begin
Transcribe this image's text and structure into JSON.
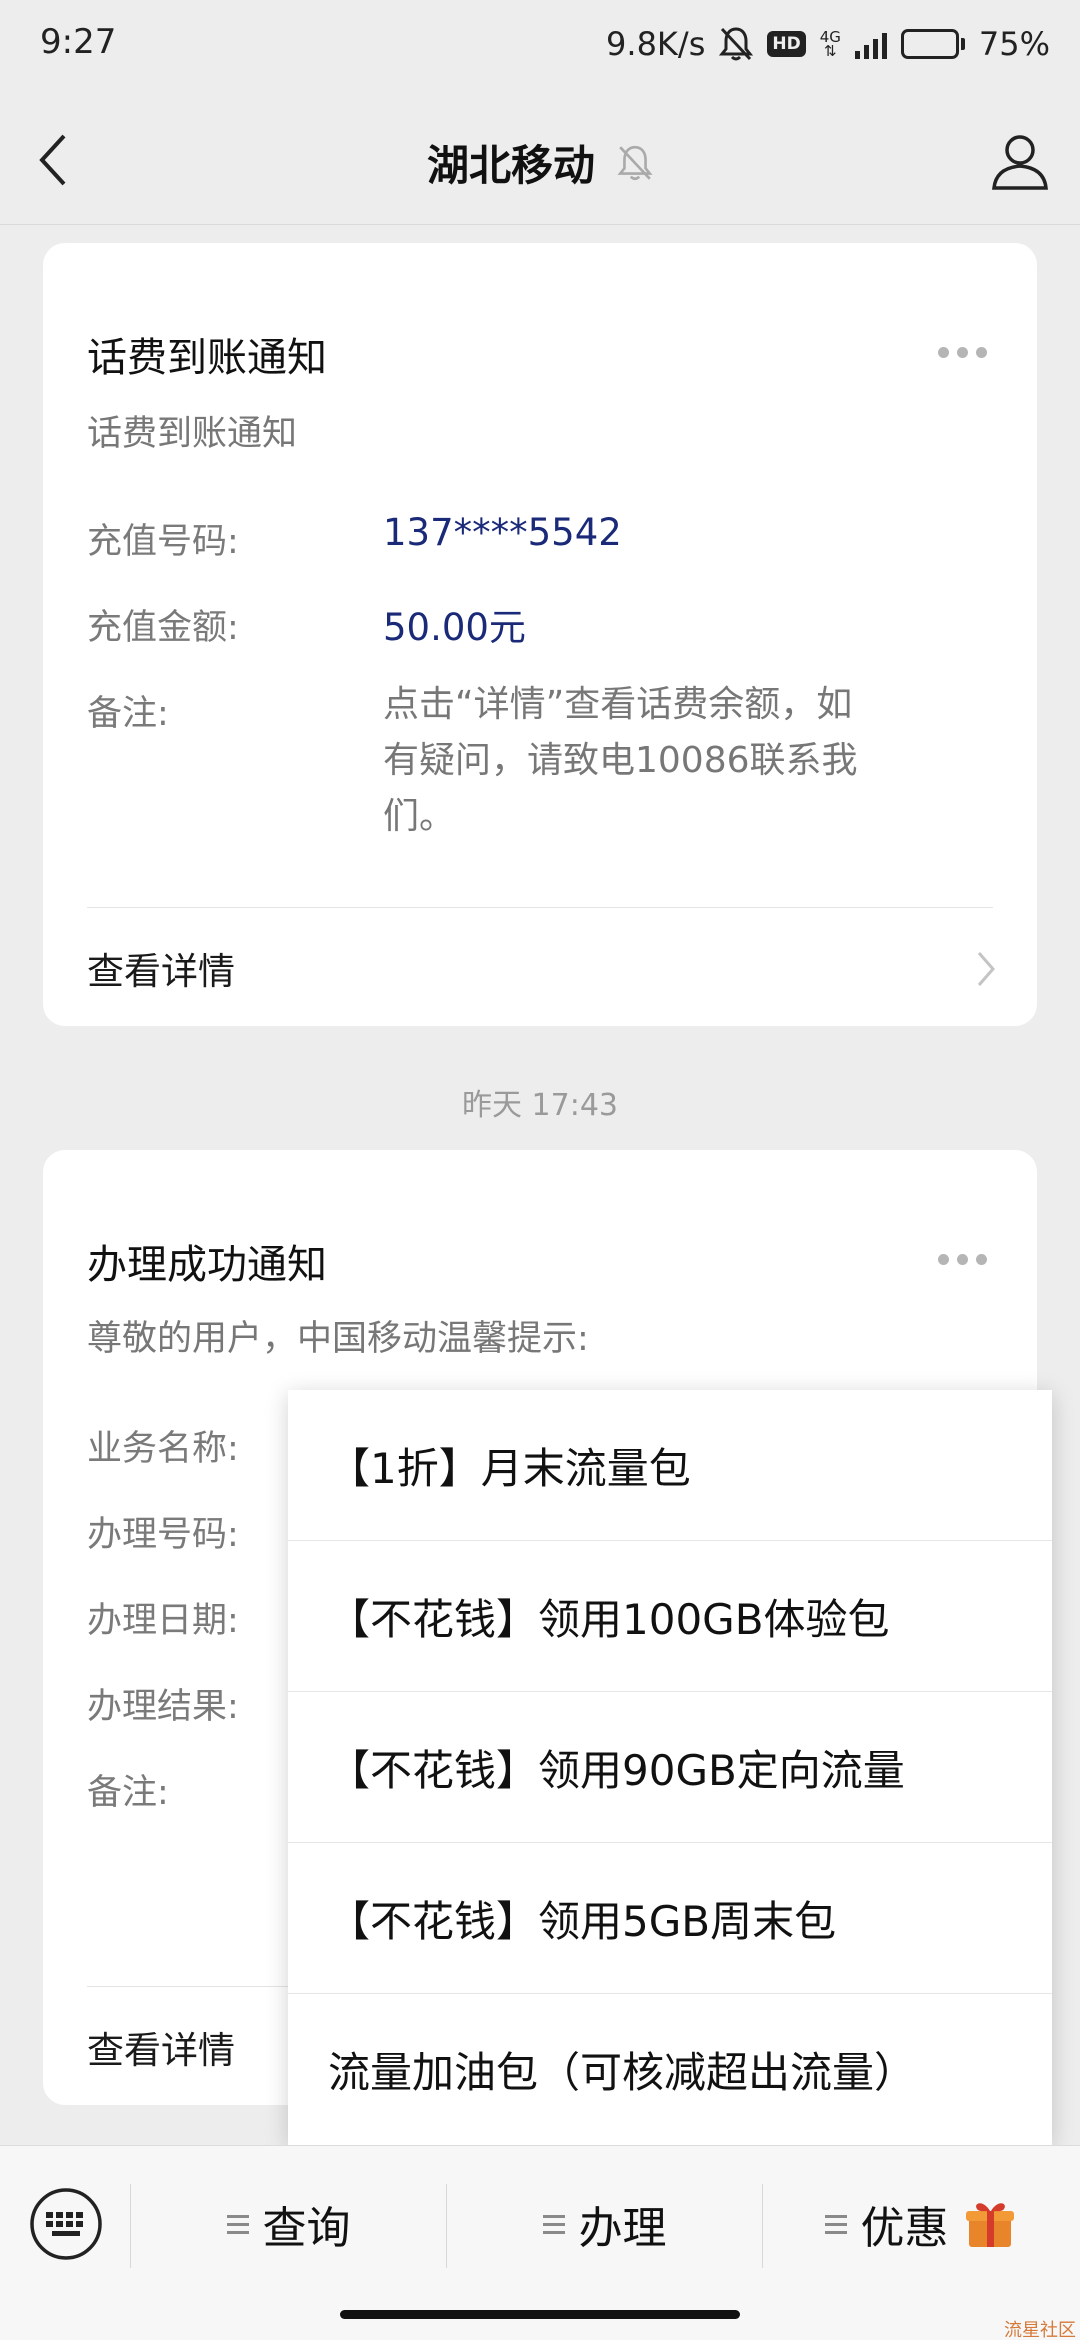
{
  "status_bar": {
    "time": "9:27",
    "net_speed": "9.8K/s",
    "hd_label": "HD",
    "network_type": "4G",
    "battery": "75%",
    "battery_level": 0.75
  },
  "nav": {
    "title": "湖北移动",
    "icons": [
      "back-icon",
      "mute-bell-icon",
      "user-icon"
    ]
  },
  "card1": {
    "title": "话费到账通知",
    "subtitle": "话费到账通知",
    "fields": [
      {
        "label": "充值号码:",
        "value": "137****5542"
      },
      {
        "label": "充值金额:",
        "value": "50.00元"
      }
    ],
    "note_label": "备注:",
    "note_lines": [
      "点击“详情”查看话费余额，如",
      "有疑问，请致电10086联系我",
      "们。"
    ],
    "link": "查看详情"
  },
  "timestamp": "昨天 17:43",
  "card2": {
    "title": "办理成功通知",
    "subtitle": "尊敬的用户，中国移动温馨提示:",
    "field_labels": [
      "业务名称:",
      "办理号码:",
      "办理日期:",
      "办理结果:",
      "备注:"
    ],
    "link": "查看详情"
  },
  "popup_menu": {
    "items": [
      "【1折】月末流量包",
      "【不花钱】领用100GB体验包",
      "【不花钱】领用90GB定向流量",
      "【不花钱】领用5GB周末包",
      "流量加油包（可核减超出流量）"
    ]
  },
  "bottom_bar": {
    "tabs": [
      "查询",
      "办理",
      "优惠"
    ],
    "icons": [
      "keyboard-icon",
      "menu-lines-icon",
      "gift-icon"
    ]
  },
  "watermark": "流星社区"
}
end
• WHAT TO WORK ON:
Repeat the records above exactly, leaving out the pictures.

• OUTPUT:
Transcribe this image's text and structure into JSON.
{
  "status_bar": {
    "time": "9:27",
    "net_speed": "9.8K/s",
    "hd_label": "HD",
    "network_type": "4G",
    "battery": "75%",
    "battery_level": 0.75
  },
  "nav": {
    "title": "湖北移动",
    "icons": [
      "back-icon",
      "mute-bell-icon",
      "user-icon"
    ]
  },
  "card1": {
    "title": "话费到账通知",
    "subtitle": "话费到账通知",
    "fields": [
      {
        "label": "充值号码:",
        "value": "137****5542"
      },
      {
        "label": "充值金额:",
        "value": "50.00元"
      }
    ],
    "note_label": "备注:",
    "note_lines": [
      "点击“详情”查看话费余额，如",
      "有疑问，请致电10086联系我",
      "们。"
    ],
    "link": "查看详情"
  },
  "timestamp": "昨天 17:43",
  "card2": {
    "title": "办理成功通知",
    "subtitle": "尊敬的用户，中国移动温馨提示:",
    "field_labels": [
      "业务名称:",
      "办理号码:",
      "办理日期:",
      "办理结果:",
      "备注:"
    ],
    "link": "查看详情"
  },
  "popup_menu": {
    "items": [
      "【1折】月末流量包",
      "【不花钱】领用100GB体验包",
      "【不花钱】领用90GB定向流量",
      "【不花钱】领用5GB周末包",
      "流量加油包（可核减超出流量）"
    ]
  },
  "bottom_bar": {
    "tabs": [
      "查询",
      "办理",
      "优惠"
    ],
    "icons": [
      "keyboard-icon",
      "menu-lines-icon",
      "gift-icon"
    ]
  },
  "watermark": "流星社区"
}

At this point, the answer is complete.